WHAT NEEDS TO BE DONE: Select every line containing the word "days" from the material, and copy those lines.

Figure content listings:

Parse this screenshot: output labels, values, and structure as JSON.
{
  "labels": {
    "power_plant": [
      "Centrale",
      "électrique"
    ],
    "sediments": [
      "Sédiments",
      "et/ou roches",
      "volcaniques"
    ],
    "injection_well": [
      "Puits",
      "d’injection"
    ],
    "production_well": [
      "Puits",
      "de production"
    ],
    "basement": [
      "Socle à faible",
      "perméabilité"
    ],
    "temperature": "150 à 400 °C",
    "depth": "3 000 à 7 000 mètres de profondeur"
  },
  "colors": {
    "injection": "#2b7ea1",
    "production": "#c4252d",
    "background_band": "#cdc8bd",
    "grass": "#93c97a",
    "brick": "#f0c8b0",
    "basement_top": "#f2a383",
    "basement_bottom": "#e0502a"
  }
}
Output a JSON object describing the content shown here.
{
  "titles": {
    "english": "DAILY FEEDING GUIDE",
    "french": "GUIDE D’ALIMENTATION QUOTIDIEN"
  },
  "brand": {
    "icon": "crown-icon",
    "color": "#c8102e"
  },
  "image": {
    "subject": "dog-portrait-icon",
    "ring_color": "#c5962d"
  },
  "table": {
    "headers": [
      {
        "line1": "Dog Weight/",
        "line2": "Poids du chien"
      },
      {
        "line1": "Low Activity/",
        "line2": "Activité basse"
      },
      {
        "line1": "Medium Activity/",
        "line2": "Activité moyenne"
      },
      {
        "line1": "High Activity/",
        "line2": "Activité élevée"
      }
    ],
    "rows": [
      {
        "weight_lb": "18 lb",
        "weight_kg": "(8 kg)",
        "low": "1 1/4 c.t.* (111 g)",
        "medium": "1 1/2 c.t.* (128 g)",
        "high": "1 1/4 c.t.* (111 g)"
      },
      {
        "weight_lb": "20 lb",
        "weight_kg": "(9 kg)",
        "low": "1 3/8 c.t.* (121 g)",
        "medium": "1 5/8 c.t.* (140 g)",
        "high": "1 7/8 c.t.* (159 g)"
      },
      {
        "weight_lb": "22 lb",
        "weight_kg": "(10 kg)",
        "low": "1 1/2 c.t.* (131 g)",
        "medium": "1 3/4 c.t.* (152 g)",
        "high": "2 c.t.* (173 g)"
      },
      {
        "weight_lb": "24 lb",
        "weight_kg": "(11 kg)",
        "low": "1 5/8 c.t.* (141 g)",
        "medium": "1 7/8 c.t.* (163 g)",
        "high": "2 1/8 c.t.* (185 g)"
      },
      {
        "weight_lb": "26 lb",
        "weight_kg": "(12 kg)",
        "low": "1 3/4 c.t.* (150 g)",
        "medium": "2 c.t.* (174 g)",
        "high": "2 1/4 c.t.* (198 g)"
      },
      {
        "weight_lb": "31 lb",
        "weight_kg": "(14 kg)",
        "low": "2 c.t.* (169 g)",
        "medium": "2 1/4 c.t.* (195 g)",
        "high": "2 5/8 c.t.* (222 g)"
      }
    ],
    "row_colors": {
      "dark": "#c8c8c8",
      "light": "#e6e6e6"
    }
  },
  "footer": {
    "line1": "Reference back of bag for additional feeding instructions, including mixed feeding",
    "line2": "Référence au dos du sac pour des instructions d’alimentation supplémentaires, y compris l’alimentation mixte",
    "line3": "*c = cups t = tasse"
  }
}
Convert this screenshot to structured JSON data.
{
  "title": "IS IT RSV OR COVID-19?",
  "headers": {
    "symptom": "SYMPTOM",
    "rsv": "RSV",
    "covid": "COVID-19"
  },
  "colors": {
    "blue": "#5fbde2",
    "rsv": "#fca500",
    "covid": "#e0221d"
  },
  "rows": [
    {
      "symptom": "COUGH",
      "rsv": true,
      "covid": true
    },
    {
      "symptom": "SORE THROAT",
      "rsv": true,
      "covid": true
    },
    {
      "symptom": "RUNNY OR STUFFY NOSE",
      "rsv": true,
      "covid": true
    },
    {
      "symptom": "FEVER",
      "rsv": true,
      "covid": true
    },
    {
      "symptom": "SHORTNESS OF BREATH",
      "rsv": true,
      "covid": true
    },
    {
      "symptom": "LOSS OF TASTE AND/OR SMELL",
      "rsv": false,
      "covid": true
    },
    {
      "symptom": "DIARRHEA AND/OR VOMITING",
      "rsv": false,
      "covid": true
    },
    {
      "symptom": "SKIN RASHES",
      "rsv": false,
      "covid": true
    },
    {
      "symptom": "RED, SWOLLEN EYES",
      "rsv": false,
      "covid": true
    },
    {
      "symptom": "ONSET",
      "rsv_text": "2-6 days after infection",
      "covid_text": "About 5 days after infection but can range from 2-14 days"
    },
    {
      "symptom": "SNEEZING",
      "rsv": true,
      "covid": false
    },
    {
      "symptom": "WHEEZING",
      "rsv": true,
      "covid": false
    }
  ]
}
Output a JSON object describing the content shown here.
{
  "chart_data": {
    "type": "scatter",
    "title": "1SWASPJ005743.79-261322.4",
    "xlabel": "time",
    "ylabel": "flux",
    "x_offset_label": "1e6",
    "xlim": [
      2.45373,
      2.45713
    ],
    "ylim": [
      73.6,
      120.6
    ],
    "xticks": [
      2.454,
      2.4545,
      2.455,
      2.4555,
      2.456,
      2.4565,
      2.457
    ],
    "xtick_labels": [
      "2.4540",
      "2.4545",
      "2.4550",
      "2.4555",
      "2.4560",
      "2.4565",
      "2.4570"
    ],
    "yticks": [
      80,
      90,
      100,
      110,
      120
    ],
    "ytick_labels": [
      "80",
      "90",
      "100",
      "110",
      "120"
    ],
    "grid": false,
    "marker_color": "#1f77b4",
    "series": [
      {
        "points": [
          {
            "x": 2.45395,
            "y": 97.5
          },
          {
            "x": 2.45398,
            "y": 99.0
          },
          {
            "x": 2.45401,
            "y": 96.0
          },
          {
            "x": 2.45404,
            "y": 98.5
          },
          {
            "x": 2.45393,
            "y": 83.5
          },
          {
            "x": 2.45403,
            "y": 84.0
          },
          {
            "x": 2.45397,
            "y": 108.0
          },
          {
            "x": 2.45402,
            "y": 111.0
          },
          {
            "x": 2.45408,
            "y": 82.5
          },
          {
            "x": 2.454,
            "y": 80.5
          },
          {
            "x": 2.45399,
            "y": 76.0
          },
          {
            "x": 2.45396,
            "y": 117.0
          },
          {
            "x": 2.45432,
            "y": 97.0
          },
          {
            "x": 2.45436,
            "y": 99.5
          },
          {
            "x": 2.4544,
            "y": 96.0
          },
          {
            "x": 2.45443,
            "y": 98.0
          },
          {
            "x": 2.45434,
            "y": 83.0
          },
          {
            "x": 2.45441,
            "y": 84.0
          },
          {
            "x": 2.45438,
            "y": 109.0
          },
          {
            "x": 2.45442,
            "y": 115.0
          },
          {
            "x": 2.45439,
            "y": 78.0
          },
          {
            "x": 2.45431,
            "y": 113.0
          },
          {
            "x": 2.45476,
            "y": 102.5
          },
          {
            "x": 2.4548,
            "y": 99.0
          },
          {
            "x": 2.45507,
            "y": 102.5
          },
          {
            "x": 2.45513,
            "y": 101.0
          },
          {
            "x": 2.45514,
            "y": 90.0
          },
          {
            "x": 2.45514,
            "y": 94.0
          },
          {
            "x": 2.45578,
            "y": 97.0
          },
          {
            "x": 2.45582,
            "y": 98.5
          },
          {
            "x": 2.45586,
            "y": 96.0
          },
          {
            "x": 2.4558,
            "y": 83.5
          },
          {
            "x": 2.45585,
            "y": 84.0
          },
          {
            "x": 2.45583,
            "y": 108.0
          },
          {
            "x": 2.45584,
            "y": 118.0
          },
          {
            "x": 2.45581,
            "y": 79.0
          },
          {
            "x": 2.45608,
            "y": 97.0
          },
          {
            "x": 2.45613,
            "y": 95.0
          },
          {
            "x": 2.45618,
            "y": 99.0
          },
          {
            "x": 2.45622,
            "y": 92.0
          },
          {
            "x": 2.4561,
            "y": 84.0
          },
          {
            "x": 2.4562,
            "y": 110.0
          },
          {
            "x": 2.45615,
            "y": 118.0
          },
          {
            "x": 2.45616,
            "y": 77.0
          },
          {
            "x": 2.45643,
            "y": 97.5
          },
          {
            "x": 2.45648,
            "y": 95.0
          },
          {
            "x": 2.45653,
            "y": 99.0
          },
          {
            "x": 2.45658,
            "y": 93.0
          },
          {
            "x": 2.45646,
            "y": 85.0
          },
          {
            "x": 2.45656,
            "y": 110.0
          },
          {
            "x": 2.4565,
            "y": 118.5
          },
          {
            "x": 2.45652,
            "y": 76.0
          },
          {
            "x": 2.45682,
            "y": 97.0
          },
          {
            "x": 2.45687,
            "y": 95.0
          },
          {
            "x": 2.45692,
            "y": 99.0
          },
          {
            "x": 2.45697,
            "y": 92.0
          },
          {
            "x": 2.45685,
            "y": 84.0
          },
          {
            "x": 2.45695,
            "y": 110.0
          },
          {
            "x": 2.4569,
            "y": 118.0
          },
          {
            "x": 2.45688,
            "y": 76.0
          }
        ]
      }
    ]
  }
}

PROBLEM SOLUTION:
      "rsv_text": "2-6 days after infection",
      "covid_text": "About 5 days after infection but can range from 2-14 days"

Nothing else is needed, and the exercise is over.